◆ The records
— start —

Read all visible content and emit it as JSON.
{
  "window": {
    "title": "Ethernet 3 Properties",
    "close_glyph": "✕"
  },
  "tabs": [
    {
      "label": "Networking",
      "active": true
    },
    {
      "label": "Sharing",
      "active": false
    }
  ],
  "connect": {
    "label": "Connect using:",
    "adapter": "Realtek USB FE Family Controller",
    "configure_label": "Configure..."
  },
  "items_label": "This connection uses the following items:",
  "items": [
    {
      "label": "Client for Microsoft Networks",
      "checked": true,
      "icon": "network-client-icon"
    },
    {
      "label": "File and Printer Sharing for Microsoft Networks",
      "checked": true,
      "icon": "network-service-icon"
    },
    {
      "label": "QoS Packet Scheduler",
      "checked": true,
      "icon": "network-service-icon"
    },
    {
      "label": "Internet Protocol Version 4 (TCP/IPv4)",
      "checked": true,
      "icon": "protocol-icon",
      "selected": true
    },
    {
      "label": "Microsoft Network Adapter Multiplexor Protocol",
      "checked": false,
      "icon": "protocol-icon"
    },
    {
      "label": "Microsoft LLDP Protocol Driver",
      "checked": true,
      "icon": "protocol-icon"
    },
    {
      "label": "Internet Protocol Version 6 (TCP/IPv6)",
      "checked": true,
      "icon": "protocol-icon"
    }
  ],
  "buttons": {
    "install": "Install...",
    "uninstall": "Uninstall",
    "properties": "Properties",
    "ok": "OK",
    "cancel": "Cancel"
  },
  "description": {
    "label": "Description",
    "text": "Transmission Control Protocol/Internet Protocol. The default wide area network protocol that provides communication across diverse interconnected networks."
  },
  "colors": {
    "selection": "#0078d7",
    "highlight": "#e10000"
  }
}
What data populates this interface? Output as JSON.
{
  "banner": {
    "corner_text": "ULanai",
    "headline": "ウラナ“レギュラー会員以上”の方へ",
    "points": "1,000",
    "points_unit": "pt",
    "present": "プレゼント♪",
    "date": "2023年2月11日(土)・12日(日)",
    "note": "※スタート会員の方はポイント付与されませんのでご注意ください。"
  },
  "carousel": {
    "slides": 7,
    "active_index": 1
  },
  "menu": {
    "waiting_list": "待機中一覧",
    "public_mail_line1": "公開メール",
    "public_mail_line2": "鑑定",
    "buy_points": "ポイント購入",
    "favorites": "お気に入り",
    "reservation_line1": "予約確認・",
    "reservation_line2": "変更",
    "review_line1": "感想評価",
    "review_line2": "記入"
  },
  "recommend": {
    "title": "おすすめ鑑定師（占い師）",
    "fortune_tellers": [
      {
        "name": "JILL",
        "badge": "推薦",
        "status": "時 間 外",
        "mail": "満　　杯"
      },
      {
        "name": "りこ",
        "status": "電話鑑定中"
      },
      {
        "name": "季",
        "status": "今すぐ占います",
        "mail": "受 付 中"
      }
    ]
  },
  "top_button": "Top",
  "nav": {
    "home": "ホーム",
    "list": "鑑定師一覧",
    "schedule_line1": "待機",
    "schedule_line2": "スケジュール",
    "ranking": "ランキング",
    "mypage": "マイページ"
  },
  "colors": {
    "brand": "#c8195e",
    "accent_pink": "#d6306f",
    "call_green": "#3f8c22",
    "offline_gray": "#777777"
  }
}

— end —
— start —

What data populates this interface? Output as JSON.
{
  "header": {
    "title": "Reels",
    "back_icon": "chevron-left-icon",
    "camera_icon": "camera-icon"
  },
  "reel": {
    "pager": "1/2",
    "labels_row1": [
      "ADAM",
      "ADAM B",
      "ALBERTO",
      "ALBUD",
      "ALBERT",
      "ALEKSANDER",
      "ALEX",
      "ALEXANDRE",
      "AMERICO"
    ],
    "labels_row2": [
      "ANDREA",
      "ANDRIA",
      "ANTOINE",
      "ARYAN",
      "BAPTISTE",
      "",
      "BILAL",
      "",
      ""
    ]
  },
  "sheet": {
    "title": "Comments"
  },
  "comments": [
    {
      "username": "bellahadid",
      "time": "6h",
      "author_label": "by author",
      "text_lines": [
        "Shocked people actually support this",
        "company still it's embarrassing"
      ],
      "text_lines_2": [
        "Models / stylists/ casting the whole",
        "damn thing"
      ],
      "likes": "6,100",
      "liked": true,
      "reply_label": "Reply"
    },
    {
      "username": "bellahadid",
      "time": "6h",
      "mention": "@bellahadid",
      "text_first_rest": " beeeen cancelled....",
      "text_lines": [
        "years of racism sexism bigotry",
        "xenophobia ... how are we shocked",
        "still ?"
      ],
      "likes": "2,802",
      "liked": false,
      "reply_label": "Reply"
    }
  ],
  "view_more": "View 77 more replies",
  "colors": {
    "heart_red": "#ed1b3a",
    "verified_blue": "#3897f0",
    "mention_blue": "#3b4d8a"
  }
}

— end —
— start —

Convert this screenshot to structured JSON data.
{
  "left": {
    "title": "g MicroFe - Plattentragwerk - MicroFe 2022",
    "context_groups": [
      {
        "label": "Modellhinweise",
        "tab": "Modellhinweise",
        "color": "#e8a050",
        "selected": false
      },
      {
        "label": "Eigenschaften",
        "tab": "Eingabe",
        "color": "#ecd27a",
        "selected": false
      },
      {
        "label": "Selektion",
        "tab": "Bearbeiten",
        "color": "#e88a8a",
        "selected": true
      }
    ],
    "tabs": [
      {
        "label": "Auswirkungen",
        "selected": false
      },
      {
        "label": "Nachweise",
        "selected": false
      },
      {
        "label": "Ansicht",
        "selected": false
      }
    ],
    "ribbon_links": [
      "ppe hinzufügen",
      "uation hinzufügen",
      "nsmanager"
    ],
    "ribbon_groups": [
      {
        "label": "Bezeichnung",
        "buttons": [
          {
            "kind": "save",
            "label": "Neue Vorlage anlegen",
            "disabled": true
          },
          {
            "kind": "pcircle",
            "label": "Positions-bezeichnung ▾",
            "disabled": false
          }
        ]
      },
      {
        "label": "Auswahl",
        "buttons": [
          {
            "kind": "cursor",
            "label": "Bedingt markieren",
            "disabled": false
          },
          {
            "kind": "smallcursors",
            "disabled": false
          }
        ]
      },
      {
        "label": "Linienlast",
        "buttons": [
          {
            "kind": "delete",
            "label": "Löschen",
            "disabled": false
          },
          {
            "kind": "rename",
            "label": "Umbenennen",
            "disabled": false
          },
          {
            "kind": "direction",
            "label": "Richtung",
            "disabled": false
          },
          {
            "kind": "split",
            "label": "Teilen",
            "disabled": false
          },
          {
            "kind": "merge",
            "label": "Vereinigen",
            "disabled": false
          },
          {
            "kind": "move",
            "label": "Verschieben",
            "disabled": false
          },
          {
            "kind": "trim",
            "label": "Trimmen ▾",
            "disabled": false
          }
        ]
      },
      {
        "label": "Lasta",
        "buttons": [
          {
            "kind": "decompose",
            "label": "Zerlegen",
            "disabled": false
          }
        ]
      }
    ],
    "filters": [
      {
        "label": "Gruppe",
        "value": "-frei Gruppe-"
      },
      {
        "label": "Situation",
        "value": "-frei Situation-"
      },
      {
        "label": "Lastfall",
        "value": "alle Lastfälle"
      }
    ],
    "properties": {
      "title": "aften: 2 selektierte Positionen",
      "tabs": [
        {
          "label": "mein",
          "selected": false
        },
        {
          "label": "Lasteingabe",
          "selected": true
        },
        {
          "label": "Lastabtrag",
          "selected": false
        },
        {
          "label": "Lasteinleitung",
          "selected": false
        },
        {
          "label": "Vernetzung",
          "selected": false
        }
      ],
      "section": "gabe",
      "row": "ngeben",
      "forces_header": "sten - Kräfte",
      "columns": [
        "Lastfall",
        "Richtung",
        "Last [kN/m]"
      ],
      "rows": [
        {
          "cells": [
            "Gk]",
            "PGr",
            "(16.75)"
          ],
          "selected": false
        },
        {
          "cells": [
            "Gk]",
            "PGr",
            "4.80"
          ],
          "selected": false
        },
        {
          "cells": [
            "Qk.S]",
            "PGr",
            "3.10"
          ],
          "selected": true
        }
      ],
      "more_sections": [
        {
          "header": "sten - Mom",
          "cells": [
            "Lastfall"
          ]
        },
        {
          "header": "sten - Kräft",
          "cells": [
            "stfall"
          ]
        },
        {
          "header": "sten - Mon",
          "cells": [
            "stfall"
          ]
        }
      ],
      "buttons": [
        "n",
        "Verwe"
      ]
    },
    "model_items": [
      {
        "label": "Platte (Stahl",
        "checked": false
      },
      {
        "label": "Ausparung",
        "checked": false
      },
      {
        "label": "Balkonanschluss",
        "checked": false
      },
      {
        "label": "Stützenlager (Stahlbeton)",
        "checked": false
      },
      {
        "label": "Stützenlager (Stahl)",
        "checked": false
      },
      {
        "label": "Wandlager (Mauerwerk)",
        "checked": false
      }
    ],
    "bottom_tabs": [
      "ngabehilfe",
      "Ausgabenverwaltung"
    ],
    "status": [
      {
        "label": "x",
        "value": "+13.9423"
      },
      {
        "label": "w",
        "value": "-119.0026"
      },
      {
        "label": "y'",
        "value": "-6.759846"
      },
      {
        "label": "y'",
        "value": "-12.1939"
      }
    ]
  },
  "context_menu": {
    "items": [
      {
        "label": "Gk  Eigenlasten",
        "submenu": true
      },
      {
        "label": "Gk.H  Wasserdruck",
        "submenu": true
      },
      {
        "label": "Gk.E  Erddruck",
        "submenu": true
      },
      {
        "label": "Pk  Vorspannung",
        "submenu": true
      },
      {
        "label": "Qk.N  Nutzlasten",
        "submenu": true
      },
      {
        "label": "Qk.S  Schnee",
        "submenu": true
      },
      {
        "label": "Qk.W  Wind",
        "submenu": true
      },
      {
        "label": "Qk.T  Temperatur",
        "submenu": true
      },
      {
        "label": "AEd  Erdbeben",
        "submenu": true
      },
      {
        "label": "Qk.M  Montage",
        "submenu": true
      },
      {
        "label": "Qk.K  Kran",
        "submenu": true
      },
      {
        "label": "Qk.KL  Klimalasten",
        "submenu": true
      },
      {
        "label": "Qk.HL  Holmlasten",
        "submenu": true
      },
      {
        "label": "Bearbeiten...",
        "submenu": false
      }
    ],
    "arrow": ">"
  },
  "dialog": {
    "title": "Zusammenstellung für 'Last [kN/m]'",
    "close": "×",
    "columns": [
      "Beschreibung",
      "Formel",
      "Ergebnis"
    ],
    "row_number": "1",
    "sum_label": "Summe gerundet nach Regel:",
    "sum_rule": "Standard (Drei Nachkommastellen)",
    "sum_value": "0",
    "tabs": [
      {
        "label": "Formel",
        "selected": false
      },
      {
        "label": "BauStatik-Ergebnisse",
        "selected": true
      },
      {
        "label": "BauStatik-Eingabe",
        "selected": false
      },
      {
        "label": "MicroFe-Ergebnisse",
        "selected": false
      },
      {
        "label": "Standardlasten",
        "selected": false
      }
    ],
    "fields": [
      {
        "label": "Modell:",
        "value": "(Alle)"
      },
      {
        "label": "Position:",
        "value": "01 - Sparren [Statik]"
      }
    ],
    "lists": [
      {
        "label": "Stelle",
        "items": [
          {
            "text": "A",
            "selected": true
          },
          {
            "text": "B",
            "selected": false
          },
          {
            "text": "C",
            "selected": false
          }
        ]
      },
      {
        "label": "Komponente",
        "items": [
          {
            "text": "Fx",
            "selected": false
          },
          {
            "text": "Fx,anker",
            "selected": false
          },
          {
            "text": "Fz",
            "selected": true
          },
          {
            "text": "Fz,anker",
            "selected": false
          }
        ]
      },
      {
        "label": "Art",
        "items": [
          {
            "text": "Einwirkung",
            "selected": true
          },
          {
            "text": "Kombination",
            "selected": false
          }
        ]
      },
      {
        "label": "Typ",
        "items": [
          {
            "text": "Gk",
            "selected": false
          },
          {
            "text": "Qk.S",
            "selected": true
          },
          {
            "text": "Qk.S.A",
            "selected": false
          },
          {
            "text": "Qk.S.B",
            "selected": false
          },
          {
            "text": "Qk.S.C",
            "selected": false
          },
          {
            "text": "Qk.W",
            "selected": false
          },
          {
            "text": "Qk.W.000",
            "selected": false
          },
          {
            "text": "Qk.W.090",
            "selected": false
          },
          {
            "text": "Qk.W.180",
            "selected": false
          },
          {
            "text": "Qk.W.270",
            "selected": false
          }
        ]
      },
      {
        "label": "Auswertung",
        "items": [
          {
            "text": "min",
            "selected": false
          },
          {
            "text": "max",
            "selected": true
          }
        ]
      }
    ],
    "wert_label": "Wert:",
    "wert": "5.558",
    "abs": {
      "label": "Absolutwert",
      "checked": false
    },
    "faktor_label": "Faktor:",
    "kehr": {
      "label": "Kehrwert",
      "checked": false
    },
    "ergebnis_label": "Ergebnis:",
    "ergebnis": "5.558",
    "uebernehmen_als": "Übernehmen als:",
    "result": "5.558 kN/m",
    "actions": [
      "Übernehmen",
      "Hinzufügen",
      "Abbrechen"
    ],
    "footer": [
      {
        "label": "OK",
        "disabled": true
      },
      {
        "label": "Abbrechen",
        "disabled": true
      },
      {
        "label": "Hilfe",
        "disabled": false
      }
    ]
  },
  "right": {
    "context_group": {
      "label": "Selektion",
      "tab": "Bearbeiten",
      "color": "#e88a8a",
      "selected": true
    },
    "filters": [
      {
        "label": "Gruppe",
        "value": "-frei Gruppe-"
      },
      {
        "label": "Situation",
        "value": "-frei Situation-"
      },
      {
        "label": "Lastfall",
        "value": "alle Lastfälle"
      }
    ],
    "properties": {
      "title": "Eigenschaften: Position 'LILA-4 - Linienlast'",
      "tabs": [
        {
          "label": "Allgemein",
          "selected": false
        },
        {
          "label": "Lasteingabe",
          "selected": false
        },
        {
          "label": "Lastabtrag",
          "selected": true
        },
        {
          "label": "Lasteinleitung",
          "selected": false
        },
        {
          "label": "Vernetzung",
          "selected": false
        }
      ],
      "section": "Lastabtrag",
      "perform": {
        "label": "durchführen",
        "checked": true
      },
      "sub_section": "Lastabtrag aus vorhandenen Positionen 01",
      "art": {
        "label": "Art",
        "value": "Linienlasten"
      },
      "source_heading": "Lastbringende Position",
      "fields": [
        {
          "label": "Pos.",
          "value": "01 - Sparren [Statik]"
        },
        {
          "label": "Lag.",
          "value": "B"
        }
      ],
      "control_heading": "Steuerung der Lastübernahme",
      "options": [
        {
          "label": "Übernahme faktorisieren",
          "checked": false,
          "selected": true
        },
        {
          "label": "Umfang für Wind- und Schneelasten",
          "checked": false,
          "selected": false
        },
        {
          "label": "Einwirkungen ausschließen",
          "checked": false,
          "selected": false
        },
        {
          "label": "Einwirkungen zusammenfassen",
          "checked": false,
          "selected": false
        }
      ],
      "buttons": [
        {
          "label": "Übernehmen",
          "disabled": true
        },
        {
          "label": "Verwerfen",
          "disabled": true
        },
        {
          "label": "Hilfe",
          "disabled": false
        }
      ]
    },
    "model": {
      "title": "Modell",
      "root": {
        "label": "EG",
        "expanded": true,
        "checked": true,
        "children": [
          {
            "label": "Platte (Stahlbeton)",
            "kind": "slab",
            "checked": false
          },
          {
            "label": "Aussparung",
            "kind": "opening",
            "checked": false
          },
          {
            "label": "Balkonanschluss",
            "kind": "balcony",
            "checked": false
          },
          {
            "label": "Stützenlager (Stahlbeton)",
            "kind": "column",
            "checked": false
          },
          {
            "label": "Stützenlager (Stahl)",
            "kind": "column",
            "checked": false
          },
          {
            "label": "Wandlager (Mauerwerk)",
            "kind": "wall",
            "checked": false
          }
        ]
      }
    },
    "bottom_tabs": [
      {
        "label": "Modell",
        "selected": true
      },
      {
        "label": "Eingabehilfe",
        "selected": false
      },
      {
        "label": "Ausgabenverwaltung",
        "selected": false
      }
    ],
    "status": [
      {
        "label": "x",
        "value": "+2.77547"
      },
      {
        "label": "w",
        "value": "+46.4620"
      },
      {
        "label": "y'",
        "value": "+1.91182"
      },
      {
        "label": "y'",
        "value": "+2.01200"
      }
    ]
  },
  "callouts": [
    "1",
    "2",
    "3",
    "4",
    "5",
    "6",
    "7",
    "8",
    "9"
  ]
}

— end —

◆ Goal
Search the records for the string "Bearbeiten" and return every line in which it occurs.

◆ Result for this task
        "tab": "Bearbeiten",
        "label": "Bearbeiten...",
      "tab": "Bearbeiten",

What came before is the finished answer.